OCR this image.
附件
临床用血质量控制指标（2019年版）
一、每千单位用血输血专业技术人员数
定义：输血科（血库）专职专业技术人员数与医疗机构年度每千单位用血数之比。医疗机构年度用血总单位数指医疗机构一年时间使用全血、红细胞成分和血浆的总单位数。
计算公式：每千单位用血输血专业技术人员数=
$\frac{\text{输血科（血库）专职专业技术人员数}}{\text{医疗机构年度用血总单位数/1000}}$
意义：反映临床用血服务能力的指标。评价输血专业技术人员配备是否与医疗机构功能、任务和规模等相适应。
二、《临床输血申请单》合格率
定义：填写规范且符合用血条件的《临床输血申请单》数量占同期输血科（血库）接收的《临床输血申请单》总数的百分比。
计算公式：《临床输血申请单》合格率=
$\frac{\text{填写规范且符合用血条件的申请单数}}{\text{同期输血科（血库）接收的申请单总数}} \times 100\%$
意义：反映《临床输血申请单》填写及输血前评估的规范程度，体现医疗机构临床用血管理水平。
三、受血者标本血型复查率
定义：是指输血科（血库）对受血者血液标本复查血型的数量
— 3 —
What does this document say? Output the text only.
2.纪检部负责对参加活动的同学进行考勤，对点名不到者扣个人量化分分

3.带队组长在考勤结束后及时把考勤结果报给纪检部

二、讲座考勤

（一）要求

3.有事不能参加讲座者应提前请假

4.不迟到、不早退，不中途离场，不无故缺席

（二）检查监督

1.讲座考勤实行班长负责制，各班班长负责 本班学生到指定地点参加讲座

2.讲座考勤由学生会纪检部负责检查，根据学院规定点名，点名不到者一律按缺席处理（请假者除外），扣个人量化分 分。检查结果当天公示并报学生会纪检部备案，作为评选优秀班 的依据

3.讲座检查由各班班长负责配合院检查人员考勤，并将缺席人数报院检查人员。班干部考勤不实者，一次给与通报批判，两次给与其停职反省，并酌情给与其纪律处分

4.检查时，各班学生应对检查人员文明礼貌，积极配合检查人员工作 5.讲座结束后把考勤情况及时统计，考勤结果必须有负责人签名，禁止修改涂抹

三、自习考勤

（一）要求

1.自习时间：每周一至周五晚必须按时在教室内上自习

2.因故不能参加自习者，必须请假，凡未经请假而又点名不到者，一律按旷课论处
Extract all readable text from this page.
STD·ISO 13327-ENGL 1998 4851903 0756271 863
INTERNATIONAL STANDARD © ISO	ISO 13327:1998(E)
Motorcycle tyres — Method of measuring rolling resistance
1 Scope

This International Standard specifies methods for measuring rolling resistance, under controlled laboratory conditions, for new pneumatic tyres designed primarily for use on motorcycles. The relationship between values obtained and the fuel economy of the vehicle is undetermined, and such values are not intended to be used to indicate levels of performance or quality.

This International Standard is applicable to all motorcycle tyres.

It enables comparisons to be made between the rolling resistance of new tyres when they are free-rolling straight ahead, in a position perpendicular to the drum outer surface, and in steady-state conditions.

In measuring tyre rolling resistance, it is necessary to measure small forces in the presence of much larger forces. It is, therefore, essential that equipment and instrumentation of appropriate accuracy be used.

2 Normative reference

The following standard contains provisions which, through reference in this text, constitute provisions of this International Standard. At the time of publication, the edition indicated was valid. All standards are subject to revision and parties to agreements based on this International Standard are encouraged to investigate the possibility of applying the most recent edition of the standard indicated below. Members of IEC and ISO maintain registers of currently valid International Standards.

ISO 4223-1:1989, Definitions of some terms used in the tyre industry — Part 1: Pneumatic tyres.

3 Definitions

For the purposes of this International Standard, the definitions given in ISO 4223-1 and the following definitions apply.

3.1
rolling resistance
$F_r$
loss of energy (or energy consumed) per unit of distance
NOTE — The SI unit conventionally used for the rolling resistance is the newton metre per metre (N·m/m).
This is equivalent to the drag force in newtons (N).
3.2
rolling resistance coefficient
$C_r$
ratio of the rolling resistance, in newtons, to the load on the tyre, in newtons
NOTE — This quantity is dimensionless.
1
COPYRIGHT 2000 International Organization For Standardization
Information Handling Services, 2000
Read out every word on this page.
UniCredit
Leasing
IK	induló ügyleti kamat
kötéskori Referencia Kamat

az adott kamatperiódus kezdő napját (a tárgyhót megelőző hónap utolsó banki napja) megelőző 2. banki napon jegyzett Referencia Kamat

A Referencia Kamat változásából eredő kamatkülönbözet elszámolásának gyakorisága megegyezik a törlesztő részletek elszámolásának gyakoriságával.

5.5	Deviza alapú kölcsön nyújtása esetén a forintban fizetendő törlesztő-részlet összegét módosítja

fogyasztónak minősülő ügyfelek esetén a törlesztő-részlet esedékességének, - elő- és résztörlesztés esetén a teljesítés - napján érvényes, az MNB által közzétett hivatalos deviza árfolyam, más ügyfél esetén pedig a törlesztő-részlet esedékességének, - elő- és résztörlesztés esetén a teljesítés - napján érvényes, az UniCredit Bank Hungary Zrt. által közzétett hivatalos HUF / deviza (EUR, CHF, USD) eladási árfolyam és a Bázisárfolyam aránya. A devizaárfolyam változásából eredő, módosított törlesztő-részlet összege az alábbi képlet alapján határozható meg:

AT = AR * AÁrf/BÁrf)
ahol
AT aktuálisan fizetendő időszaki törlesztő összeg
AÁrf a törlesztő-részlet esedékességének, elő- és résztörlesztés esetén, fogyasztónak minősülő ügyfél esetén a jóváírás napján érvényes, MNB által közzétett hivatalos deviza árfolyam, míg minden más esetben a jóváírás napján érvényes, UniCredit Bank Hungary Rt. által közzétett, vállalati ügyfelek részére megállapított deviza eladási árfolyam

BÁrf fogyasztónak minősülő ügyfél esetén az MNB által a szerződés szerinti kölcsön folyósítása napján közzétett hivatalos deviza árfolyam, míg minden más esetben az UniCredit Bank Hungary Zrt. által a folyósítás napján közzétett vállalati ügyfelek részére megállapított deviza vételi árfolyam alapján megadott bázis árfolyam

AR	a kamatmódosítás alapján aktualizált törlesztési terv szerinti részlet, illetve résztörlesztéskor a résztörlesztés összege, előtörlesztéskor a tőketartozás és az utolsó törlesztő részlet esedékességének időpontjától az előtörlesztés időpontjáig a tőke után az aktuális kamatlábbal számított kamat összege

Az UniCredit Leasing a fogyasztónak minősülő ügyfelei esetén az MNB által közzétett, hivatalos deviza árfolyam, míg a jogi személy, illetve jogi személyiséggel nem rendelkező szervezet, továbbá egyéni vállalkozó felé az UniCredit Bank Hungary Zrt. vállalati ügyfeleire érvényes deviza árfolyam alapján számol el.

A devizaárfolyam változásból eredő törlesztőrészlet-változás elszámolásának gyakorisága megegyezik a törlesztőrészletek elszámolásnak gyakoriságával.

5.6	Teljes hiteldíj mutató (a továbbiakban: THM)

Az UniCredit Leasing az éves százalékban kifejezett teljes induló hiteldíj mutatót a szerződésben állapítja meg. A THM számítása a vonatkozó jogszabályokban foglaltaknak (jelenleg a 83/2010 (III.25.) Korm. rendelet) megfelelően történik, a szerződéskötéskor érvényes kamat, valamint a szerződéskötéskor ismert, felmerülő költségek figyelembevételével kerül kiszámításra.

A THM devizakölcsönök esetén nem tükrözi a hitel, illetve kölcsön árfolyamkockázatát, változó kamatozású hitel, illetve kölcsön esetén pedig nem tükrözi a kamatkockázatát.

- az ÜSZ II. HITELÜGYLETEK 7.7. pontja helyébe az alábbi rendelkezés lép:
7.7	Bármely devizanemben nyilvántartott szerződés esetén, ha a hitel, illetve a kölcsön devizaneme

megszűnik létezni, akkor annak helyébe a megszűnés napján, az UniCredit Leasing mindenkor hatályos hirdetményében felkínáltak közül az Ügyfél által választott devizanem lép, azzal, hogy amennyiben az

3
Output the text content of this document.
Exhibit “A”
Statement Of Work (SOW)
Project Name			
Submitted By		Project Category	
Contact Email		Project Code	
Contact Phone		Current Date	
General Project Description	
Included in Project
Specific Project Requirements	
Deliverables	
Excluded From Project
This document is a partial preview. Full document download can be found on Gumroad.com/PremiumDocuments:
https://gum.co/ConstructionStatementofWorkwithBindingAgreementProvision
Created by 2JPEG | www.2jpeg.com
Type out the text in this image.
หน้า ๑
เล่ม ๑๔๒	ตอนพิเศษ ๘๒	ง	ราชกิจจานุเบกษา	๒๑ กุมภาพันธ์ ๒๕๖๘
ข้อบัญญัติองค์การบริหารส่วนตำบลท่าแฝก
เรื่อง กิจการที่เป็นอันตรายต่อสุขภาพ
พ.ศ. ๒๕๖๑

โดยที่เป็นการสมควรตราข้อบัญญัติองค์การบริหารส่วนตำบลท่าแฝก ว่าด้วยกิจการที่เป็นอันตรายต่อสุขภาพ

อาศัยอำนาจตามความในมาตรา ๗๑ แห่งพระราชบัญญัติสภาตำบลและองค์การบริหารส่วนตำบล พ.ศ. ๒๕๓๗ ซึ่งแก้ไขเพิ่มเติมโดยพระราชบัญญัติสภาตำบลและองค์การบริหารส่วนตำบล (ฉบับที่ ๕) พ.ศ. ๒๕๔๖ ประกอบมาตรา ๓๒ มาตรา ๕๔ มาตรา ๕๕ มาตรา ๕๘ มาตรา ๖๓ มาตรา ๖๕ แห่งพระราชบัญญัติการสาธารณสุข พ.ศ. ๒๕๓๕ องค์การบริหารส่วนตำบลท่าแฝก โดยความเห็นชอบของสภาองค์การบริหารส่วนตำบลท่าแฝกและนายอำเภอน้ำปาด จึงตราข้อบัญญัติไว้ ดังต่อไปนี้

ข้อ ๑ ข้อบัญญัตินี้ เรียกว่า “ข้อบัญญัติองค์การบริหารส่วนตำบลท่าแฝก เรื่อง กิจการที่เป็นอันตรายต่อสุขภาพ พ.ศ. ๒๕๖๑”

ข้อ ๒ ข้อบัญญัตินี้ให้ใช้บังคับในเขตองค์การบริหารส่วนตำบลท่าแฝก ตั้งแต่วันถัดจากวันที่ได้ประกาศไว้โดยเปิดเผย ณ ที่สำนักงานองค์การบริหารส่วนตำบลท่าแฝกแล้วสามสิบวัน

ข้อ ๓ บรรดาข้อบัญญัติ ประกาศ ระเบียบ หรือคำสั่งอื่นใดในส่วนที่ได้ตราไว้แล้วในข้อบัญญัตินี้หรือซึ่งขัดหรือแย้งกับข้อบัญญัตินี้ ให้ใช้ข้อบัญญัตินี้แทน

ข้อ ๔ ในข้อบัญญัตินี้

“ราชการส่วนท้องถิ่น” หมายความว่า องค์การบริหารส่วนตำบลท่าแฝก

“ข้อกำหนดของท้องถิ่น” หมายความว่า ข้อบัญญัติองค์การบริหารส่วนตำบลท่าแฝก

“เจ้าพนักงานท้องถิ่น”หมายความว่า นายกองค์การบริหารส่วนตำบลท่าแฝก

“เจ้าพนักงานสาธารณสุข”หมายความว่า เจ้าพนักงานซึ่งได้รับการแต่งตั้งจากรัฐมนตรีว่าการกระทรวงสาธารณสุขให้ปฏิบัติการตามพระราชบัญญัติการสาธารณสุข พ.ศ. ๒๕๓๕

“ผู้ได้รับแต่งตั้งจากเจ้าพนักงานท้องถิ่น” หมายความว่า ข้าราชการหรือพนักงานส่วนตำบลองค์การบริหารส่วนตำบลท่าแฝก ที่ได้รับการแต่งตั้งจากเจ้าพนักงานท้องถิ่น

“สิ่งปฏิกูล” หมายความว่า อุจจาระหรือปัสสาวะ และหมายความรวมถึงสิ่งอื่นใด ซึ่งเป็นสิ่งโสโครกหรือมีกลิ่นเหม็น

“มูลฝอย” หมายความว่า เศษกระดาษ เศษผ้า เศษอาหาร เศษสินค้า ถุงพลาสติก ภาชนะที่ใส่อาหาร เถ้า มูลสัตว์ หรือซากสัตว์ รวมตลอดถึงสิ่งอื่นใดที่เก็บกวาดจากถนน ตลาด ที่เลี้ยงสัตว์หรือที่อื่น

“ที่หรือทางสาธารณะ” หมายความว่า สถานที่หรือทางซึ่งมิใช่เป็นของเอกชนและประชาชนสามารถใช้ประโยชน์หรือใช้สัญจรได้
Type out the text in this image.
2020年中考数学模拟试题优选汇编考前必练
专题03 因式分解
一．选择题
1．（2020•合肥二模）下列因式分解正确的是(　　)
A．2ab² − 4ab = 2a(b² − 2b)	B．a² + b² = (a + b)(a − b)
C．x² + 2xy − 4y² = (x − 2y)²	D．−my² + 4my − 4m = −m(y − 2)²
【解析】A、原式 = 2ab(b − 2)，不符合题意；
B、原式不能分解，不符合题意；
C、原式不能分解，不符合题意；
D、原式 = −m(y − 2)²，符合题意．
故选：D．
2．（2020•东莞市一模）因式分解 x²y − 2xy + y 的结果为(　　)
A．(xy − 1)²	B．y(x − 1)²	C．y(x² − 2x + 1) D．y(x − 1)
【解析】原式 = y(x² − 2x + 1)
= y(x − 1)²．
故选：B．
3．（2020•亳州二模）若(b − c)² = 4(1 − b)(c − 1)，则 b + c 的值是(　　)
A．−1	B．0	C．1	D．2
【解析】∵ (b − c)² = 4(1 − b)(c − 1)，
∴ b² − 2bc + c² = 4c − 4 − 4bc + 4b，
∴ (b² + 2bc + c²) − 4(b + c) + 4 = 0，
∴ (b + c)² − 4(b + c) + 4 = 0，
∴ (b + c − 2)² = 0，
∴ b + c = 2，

......

- [STATED TASK] Pick out the lines containing the word "between" and show them.

- [RESULT FOR THIS EXERCISE]
This International Standard specifies methods for measuring rolling resistance, under controlled laboratory conditions, for new pneumatic tyres designed primarily for use on motorcycles. The relationship between values obtained and the fuel economy of the vehicle is undetermined, and such values are not intended to be used to indicate levels of performance or quality.
It enables comparisons to be made between the rolling resistance of new tyres when they are free-rolling straight ahead, in a position perpendicular to the drum outer surface, and in steady-state conditions.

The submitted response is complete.